Records provided »
****************************************

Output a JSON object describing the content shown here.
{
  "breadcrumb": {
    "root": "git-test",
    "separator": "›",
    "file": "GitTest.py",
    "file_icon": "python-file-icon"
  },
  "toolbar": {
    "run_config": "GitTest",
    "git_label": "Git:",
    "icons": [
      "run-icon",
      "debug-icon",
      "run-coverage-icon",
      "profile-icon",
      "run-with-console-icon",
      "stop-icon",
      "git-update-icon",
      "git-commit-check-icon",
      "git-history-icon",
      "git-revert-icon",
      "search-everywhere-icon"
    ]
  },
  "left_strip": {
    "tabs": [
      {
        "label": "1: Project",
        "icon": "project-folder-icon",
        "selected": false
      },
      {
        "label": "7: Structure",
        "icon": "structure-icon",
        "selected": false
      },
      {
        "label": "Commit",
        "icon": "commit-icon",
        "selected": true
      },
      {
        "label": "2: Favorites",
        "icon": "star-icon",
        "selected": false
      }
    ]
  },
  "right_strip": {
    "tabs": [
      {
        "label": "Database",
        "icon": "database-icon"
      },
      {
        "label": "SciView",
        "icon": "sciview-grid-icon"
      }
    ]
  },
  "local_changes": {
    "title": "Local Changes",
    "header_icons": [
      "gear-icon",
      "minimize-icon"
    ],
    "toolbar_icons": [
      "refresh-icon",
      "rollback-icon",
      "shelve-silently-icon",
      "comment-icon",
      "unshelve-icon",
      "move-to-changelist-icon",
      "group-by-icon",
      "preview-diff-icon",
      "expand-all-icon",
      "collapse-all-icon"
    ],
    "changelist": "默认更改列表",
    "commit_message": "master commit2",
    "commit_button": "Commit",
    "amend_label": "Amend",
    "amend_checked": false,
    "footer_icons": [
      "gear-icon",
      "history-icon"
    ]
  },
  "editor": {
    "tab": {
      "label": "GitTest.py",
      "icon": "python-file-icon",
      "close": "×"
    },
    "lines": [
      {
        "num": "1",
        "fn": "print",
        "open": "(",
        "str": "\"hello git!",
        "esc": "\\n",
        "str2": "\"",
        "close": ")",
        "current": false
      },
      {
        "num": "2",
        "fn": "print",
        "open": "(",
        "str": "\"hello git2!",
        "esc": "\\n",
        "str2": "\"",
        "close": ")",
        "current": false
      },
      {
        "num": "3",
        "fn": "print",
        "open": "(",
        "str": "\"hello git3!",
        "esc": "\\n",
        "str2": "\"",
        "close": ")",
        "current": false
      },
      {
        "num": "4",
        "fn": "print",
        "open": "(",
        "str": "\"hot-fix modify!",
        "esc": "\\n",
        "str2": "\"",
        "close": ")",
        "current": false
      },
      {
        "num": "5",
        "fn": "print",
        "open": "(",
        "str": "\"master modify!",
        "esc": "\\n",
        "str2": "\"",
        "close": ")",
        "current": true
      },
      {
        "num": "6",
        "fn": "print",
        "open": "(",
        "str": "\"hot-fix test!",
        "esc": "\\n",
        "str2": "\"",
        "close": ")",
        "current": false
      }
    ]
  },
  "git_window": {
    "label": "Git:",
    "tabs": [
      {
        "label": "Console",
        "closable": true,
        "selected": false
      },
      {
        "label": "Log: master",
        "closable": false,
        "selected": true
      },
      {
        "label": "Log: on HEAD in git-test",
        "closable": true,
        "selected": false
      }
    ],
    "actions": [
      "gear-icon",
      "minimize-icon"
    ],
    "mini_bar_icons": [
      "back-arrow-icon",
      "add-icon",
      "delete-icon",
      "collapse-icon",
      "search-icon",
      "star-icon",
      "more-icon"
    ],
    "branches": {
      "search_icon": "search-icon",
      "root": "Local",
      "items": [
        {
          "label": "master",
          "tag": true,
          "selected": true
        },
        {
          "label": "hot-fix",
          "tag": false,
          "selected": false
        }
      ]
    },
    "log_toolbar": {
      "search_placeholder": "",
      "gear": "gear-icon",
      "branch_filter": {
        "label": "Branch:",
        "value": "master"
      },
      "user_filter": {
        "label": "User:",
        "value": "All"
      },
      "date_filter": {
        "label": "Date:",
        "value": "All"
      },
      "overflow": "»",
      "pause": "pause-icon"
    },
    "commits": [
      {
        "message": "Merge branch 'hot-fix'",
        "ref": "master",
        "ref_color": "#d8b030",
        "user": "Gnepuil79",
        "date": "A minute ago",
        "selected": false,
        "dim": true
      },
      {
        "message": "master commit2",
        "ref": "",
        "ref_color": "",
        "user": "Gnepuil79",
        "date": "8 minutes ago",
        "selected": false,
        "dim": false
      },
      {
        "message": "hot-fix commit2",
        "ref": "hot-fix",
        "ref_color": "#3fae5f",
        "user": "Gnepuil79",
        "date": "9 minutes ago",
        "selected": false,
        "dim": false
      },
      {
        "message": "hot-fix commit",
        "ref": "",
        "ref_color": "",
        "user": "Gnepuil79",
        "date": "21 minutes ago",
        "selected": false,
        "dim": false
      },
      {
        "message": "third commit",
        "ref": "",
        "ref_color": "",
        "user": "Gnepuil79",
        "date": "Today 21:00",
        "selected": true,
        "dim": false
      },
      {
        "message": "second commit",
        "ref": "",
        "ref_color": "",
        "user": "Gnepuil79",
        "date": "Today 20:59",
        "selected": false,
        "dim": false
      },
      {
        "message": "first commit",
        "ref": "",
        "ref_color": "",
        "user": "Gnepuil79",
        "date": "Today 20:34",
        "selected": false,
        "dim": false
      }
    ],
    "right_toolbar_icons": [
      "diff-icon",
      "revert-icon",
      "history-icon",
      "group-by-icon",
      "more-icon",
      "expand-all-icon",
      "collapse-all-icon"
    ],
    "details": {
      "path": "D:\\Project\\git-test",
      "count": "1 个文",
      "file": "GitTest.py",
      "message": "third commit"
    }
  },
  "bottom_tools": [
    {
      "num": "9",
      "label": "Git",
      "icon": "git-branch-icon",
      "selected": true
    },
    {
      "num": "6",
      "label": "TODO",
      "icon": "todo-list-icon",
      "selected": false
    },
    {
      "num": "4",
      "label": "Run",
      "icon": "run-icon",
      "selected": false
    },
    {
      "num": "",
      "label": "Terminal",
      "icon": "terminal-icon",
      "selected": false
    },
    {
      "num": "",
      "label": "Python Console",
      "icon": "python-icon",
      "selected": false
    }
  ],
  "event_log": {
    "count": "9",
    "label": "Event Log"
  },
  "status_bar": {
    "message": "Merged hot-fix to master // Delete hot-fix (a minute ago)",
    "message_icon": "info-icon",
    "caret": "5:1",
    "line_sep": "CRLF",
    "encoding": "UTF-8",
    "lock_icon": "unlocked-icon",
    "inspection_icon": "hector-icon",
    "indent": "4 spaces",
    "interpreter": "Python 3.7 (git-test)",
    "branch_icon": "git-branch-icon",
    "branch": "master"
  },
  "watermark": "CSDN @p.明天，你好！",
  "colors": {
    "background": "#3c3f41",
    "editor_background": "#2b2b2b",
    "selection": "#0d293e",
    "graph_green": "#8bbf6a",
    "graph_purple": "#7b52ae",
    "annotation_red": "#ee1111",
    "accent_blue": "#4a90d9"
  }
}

****************************************

Stated exercise » Write out every record verbatim.

Answer »
Output a JSON object describing the content shown here.
{
  "breadcrumb": {
    "root": "git-test",
    "separator": "›",
    "file": "GitTest.py",
    "file_icon": "python-file-icon"
  },
  "toolbar": {
    "run_config": "GitTest",
    "git_label": "Git:",
    "icons": [
      "run-icon",
      "debug-icon",
      "run-coverage-icon",
      "profile-icon",
      "run-with-console-icon",
      "stop-icon",
      "git-update-icon",
      "git-commit-check-icon",
      "git-history-icon",
      "git-revert-icon",
      "search-everywhere-icon"
    ]
  },
  "left_strip": {
    "tabs": [
      {
        "label": "1: Project",
        "icon": "project-folder-icon",
        "selected": false
      },
      {
        "label": "7: Structure",
        "icon": "structure-icon",
        "selected": false
      },
      {
        "label": "Commit",
        "icon": "commit-icon",
        "selected": true
      },
      {
        "label": "2: Favorites",
        "icon": "star-icon",
        "selected": false
      }
    ]
  },
  "right_strip": {
    "tabs": [
      {
        "label": "Database",
        "icon": "database-icon"
      },
      {
        "label": "SciView",
        "icon": "sciview-grid-icon"
      }
    ]
  },
  "local_changes": {
    "title": "Local Changes",
    "header_icons": [
      "gear-icon",
      "minimize-icon"
    ],
    "toolbar_icons": [
      "refresh-icon",
      "rollback-icon",
      "shelve-silently-icon",
      "comment-icon",
      "unshelve-icon",
      "move-to-changelist-icon",
      "group-by-icon",
      "preview-diff-icon",
      "expand-all-icon",
      "collapse-all-icon"
    ],
    "changelist": "默认更改列表",
    "commit_message": "master commit2",
    "commit_button": "Commit",
    "amend_label": "Amend",
    "amend_checked": false,
    "footer_icons": [
      "gear-icon",
      "history-icon"
    ]
  },
  "editor": {
    "tab": {
      "label": "GitTest.py",
      "icon": "python-file-icon",
      "close": "×"
    },
    "lines": [
      {
        "num": "1",
        "fn": "print",
        "open": "(",
        "str": "\"hello git!",
        "esc": "\\n",
        "str2": "\"",
        "close": ")",
        "current": false
      },
      {
        "num": "2",
        "fn": "print",
        "open": "(",
        "str": "\"hello git2!",
        "esc": "\\n",
        "str2": "\"",
        "close": ")",
        "current": false
      },
      {
        "num": "3",
        "fn": "print",
        "open": "(",
        "str": "\"hello git3!",
        "esc": "\\n",
        "str2": "\"",
        "close": ")",
        "current": false
      },
      {
        "num": "4",
        "fn": "print",
        "open": "(",
        "str": "\"hot-fix modify!",
        "esc": "\\n",
        "str2": "\"",
        "close": ")",
        "current": false
      },
      {
        "num": "5",
        "fn": "print",
        "open": "(",
        "str": "\"master modify!",
        "esc": "\\n",
        "str2": "\"",
        "close": ")",
        "current": true
      },
      {
        "num": "6",
        "fn": "print",
        "open": "(",
        "str": "\"hot-fix test!",
        "esc": "\\n",
        "str2": "\"",
        "close": ")",
        "current": false
      }
    ]
  },
  "git_window": {
    "label": "Git:",
    "tabs": [
      {
        "label": "Console",
        "closable": true,
        "selected": false
      },
      {
        "label": "Log: master",
        "closable": false,
        "selected": true
      },
      {
        "label": "Log: on HEAD in git-test",
        "closable": true,
        "selected": false
      }
    ],
    "actions": [
      "gear-icon",
      "minimize-icon"
    ],
    "mini_bar_icons": [
      "back-arrow-icon",
      "add-icon",
      "delete-icon",
      "collapse-icon",
      "search-icon",
      "star-icon",
      "more-icon"
    ],
    "branches": {
      "search_icon": "search-icon",
      "root": "Local",
      "items": [
        {
          "label": "master",
          "tag": true,
          "selected": true
        },
        {
          "label": "hot-fix",
          "tag": false,
          "selected": false
        }
      ]
    },
    "log_toolbar": {
      "search_placeholder": "",
      "gear": "gear-icon",
      "branch_filter": {
        "label": "Branch:",
        "value": "master"
      },
      "user_filter": {
        "label": "User:",
        "value": "All"
      },
      "date_filter": {
        "label": "Date:",
        "value": "All"
      },
      "overflow": "»",
      "pause": "pause-icon"
    },
    "commits": [
      {
        "message": "Merge branch 'hot-fix'",
        "ref": "master",
        "ref_color": "#d8b030",
        "user": "Gnepuil79",
        "date": "A minute ago",
        "selected": false,
        "dim": true
      },
      {
        "message": "master commit2",
        "ref": "",
        "ref_color": "",
        "user": "Gnepuil79",
        "date": "8 minutes ago",
        "selected": false,
        "dim": false
      },
      {
        "message": "hot-fix commit2",
        "ref": "hot-fix",
        "ref_color": "#3fae5f",
        "user": "Gnepuil79",
        "date": "9 minutes ago",
        "selected": false,
        "dim": false
      },
      {
        "message": "hot-fix commit",
        "ref": "",
        "ref_color": "",
        "user": "Gnepuil79",
        "date": "21 minutes ago",
        "selected": false,
        "dim": false
      },
      {
        "message": "third commit",
        "ref": "",
        "ref_color": "",
        "user": "Gnepuil79",
        "date": "Today 21:00",
        "selected": true,
        "dim": false
      },
      {
        "message": "second commit",
        "ref": "",
        "ref_color": "",
        "user": "Gnepuil79",
        "date": "Today 20:59",
        "selected": false,
        "dim": false
      },
      {
        "message": "first commit",
        "ref": "",
        "ref_color": "",
        "user": "Gnepuil79",
        "date": "Today 20:34",
        "selected": false,
        "dim": false
      }
    ],
    "right_toolbar_icons": [
      "diff-icon",
      "revert-icon",
      "history-icon",
      "group-by-icon",
      "more-icon",
      "expand-all-icon",
      "collapse-all-icon"
    ],
    "details": {
      "path": "D:\\Project\\git-test",
      "count": "1 个文",
      "file": "GitTest.py",
      "message": "third commit"
    }
  },
  "bottom_tools": [
    {
      "num": "9",
      "label": "Git",
      "icon": "git-branch-icon",
      "selected": true
    },
    {
      "num": "6",
      "label": "TODO",
      "icon": "todo-list-icon",
      "selected": false
    },
    {
      "num": "4",
      "label": "Run",
      "icon": "run-icon",
      "selected": false
    },
    {
      "num": "",
      "label": "Terminal",
      "icon": "terminal-icon",
      "selected": false
    },
    {
      "num": "",
      "label": "Python Console",
      "icon": "python-icon",
      "selected": false
    }
  ],
  "event_log": {
    "count": "9",
    "label": "Event Log"
  },
  "status_bar": {
    "message": "Merged hot-fix to master // Delete hot-fix (a minute ago)",
    "message_icon": "info-icon",
    "caret": "5:1",
    "line_sep": "CRLF",
    "encoding": "UTF-8",
    "lock_icon": "unlocked-icon",
    "inspection_icon": "hector-icon",
    "indent": "4 spaces",
    "interpreter": "Python 3.7 (git-test)",
    "branch_icon": "git-branch-icon",
    "branch": "master"
  },
  "watermark": "CSDN @p.明天，你好！",
  "colors": {
    "background": "#3c3f41",
    "editor_background": "#2b2b2b",
    "selection": "#0d293e",
    "graph_green": "#8bbf6a",
    "graph_purple": "#7b52ae",
    "annotation_red": "#ee1111",
    "accent_blue": "#4a90d9"
  }
}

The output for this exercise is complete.